**DIRECTIVE:** Looking at the data below, count the lines that contain the string "всего". Write only the total.

Extracted records:
START

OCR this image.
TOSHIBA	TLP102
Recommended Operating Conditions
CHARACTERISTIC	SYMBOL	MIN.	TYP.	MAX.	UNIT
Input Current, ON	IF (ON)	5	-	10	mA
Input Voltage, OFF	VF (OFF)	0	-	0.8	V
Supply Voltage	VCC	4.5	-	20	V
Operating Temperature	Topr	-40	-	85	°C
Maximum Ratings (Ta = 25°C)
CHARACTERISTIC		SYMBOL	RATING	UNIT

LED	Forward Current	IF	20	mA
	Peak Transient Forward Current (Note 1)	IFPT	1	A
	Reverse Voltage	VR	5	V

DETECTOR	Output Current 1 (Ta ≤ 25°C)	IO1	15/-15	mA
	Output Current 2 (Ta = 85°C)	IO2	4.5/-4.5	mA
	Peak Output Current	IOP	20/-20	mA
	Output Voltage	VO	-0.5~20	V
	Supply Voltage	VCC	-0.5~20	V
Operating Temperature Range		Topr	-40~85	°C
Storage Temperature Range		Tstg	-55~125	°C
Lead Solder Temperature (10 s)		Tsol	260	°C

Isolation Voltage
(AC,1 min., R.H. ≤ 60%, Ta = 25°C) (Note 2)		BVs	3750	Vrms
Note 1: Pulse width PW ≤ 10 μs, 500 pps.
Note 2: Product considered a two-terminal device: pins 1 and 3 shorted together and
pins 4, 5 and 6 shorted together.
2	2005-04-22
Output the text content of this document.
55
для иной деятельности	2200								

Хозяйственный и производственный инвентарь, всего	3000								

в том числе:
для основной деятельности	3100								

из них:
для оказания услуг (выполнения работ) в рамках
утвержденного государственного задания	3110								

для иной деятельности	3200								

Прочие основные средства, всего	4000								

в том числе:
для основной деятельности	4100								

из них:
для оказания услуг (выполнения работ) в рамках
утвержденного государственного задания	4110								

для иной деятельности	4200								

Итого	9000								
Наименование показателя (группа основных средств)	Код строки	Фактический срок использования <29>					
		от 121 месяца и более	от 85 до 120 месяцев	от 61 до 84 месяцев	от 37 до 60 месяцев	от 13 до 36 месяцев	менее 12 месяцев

END

**RESULT:** 2